Stored dataset items:
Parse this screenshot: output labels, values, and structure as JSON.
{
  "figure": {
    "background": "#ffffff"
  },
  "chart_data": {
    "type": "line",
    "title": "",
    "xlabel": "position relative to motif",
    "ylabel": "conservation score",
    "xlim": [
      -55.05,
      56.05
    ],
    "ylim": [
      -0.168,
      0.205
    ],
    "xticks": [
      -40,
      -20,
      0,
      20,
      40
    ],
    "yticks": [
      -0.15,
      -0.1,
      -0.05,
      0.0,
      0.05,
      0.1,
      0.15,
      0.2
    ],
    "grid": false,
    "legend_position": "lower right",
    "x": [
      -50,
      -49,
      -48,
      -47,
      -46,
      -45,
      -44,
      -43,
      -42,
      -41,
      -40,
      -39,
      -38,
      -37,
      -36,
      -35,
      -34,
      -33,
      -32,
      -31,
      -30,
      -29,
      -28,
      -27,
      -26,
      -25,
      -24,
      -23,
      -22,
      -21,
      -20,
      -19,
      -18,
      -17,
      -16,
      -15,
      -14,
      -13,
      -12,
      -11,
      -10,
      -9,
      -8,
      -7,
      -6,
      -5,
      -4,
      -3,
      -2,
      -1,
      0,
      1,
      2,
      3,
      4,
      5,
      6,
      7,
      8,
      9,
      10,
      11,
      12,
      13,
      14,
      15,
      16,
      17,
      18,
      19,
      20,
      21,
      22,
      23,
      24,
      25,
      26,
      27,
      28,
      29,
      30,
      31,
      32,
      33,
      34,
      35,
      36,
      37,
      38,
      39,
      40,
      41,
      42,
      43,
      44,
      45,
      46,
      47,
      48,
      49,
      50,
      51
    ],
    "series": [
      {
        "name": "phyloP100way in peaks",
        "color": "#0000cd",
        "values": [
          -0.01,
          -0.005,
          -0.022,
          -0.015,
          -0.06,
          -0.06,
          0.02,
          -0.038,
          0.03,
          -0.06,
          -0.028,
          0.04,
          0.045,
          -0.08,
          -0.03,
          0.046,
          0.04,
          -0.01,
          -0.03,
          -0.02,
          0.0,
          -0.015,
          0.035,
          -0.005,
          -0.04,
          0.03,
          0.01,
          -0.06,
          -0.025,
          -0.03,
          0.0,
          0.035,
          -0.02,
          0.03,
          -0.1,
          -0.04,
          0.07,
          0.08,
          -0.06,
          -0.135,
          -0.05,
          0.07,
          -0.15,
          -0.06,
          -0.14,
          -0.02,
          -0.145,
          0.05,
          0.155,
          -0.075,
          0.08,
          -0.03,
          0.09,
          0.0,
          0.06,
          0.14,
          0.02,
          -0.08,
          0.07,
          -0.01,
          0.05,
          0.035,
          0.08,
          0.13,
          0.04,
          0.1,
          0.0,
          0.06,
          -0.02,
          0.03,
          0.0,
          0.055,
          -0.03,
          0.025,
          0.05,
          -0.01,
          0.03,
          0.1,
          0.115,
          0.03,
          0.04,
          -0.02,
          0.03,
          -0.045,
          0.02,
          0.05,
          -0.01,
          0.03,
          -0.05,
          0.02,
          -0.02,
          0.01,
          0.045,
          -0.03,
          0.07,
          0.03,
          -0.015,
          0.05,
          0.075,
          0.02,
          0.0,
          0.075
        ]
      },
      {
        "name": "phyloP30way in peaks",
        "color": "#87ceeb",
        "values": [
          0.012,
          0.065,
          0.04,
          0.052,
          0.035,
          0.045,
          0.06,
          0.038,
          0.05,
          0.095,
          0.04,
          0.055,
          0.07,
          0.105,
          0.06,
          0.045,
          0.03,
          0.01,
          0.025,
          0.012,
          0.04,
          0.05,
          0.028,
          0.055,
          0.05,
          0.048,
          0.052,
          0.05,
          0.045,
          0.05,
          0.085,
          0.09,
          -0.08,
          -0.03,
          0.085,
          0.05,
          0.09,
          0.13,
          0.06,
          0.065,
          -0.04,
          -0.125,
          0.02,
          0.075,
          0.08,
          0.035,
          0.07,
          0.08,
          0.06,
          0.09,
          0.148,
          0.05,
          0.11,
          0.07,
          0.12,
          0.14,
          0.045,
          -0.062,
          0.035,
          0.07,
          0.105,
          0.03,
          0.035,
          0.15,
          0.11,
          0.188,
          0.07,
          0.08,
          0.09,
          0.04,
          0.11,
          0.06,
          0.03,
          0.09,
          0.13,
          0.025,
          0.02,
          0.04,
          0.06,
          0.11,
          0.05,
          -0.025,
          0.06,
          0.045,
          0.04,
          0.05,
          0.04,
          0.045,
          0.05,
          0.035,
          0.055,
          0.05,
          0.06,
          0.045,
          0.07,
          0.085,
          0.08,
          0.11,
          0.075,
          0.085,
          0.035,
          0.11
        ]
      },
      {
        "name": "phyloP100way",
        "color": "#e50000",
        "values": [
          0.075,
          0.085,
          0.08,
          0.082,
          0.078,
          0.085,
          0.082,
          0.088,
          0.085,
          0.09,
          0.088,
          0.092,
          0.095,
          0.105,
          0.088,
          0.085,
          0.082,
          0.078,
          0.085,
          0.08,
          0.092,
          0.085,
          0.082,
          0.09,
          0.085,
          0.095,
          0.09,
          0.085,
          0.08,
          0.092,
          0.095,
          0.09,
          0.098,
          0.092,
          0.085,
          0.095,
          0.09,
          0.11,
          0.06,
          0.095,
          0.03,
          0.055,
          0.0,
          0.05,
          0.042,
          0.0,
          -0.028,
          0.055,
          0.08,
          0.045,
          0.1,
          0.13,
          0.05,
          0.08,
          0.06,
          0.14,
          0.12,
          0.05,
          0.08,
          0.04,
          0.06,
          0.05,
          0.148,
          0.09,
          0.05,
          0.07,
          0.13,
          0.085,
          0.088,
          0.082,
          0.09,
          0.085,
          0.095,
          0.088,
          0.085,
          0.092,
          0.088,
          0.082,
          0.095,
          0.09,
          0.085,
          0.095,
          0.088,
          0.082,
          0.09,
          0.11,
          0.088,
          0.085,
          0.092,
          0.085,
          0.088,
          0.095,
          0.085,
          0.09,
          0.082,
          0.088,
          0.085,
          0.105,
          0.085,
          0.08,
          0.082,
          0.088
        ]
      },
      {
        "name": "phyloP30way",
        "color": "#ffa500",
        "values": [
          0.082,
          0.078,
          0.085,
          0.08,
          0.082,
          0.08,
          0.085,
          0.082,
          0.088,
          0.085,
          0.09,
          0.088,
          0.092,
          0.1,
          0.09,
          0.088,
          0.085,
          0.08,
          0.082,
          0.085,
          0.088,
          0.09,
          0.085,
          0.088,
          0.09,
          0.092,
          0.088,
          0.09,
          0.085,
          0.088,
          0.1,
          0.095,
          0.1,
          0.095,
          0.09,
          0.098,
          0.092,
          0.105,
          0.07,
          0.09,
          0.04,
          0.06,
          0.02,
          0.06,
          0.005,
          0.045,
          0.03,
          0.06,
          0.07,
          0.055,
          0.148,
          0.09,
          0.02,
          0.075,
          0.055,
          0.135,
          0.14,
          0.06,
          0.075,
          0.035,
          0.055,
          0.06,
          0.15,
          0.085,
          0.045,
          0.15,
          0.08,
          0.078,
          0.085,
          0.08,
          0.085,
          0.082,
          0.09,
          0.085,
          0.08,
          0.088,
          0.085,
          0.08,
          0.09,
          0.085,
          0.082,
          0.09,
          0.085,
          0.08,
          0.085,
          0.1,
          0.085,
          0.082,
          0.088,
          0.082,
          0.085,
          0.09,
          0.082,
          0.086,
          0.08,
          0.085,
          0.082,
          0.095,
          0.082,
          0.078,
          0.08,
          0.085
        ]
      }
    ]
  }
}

- _Instructions for the task_
Check each line of the listing above for the string "name", then report only how many lines have it.

- _Result for this task_
4